STATED GOAL:
Images are excluded; otherwise, output every record exactly.

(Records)

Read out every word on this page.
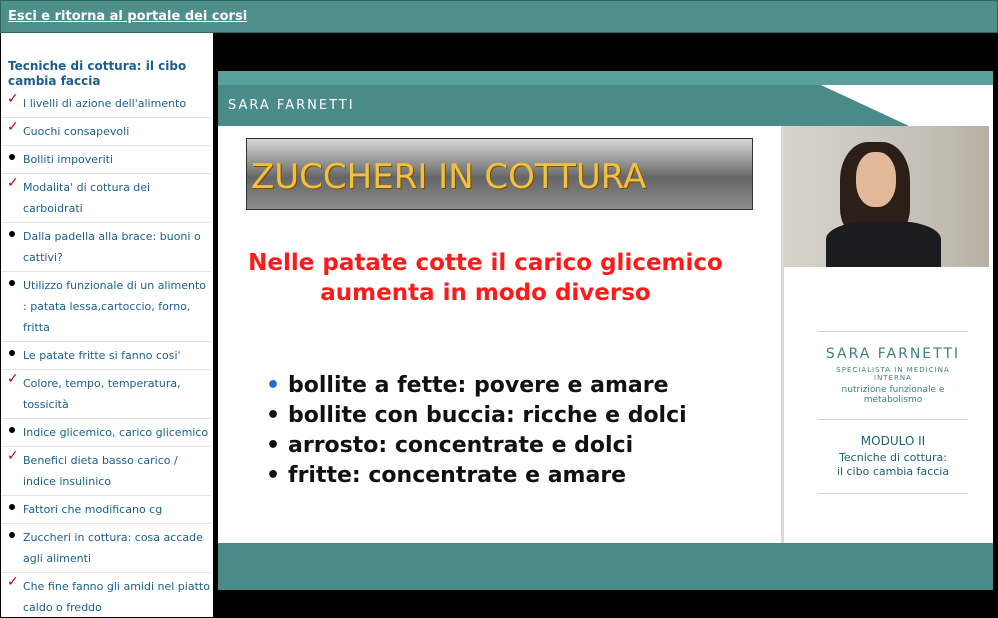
Esci e ritorna al portale dei corsi
Tecniche di cottura: il cibo cambia faccia
✓ I livelli di azione dell'alimento
✓ Cuochi consapevoli
Bolliti impoveriti
✓ Modalita' di cottura dei carboidrati
Dalla padella alla brace: buoni o cattivi?
Utilizzo funzionale di un alimento : patata lessa,cartoccio, forno, fritta
Le patate fritte si fanno cosi'
✓ Colore, tempo, temperatura, tossicità
Indice glicemico, carico glicemico
✓ Benefici dieta basso carico / indice insulinico
Fattori che modificano cg
Zuccheri in cottura: cosa accade agli alimenti
✓ Che fine fanno gli amidi nel piatto caldo o freddo
SARA FARNETTI
ZUCCHERI IN COTTURA
Nelle patate cotte il carico glicemico aumenta in modo diverso
• bollite a fette: povere e amare
• bollite con buccia: ricche e dolci
• arrosto: concentrate e dolci
• fritte: concentrate e amare
SARA FARNETTI
SPECIALISTA IN MEDICINA INTERNA
nutrizione funzionale e metabolismo
MODULO II
Tecniche di cottura:
il cibo cambia faccia
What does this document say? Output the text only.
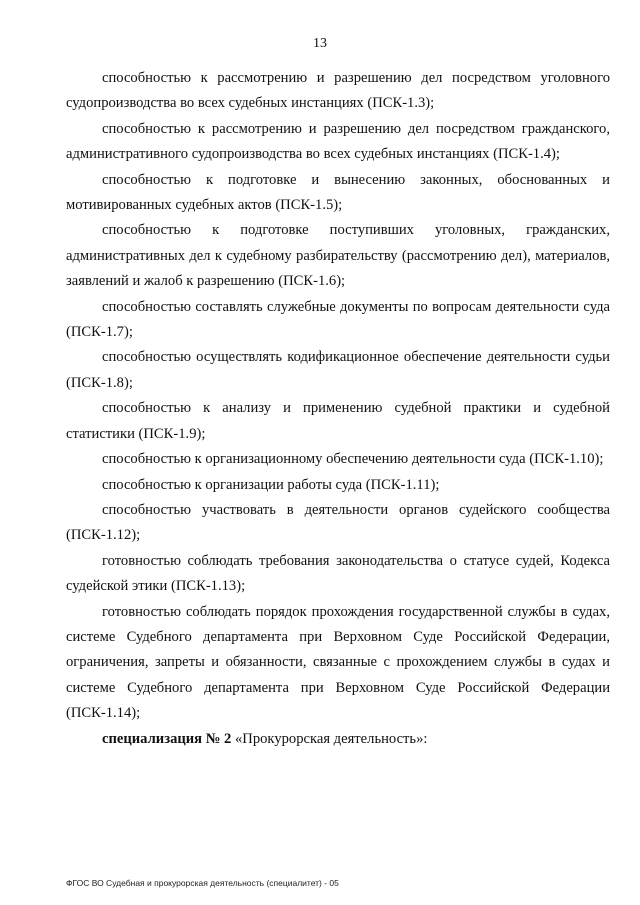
13

способностью к рассмотрению и разрешению дел посредством уголовного судопроизводства во всех судебных инстанциях (ПСК-1.3);

способностью к рассмотрению и разрешению дел посредством гражданского, административного судопроизводства во всех судебных инстанциях (ПСК-1.4);

способностью к подготовке и вынесению законных, обоснованных и мотивированных судебных актов (ПСК-1.5);

способностью к подготовке поступивших уголовных, гражданских, административных дел к судебному разбирательству (рассмотрению дел), материалов, заявлений и жалоб к разрешению (ПСК-1.6);

способностью составлять служебные документы по вопросам деятельности суда (ПСК-1.7);

способностью осуществлять кодификационное обеспечение деятельности судьи (ПСК-1.8);

способностью к анализу и применению судебной практики и судебной статистики (ПСК-1.9);

способностью к организационному обеспечению деятельности суда (ПСК-1.10);

способностью к организации работы суда (ПСК-1.11);

способностью участвовать в деятельности органов судейского сообщества (ПСК-1.12);

готовностью соблюдать требования законодательства о статусе судей, Кодекса судейской этики (ПСК-1.13);

готовностью соблюдать порядок прохождения государственной службы в судах, системе Судебного департамента при Верховном Суде Российской Федерации, ограничения, запреты и обязанности, связанные с прохождением службы в судах и системе Судебного департамента при Верховном Суде Российской Федерации (ПСК-1.14);

специализация № 2 «Прокурорская деятельность»:

ФГОС ВО Судебная и прокурорская деятельность (специалитет) - 05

RESPONSE:
Read out every word on this page.
Esci e ritorna al portale dei corsi
Tecniche di cottura: il cibo cambia faccia
✓ I livelli di azione dell'alimento
✓ Cuochi consapevoli
Bolliti impoveriti
✓ Modalita' di cottura dei carboidrati
Dalla padella alla brace: buoni o cattivi?
Utilizzo funzionale di un alimento : patata lessa,cartoccio, forno, fritta
Le patate fritte si fanno cosi'
✓ Colore, tempo, temperatura, tossicità
Indice glicemico, carico glicemico
✓ Benefici dieta basso carico / indice insulinico
Fattori che modificano cg
Zuccheri in cottura: cosa accade agli alimenti
✓ Che fine fanno gli amidi nel piatto caldo o freddo
SARA FARNETTI
ZUCCHERI IN COTTURA
Nelle patate cotte il carico glicemico aumenta in modo diverso
• bollite a fette: povere e amare
• bollite con buccia: ricche e dolci
• arrosto: concentrate e dolci
• fritte: concentrate e amare
SARA FARNETTI
SPECIALISTA IN MEDICINA INTERNA
nutrizione funzionale e metabolismo
MODULO II
Tecniche di cottura:
il cibo cambia faccia
What does this document say? Output the text only.
13

способностью к рассмотрению и разрешению дел посредством уголовного судопроизводства во всех судебных инстанциях (ПСК-1.3);

способностью к рассмотрению и разрешению дел посредством гражданского, административного судопроизводства во всех судебных инстанциях (ПСК-1.4);

способностью к подготовке и вынесению законных, обоснованных и мотивированных судебных актов (ПСК-1.5);

способностью к подготовке поступивших уголовных, гражданских, административных дел к судебному разбирательству (рассмотрению дел), материалов, заявлений и жалоб к разрешению (ПСК-1.6);

способностью составлять служебные документы по вопросам деятельности суда (ПСК-1.7);

способностью осуществлять кодификационное обеспечение деятельности судьи (ПСК-1.8);

способностью к анализу и применению судебной практики и судебной статистики (ПСК-1.9);

способностью к организационному обеспечению деятельности суда (ПСК-1.10);

способностью к организации работы суда (ПСК-1.11);

способностью участвовать в деятельности органов судейского сообщества (ПСК-1.12);

готовностью соблюдать требования законодательства о статусе судей, Кодекса судейской этики (ПСК-1.13);

готовностью соблюдать порядок прохождения государственной службы в судах, системе Судебного департамента при Верховном Суде Российской Федерации, ограничения, запреты и обязанности, связанные с прохождением службы в судах и системе Судебного департамента при Верховном Суде Российской Федерации (ПСК-1.14);

специализация № 2 «Прокурорская деятельность»:

ФГОС ВО Судебная и прокурорская деятельность (специалитет) - 05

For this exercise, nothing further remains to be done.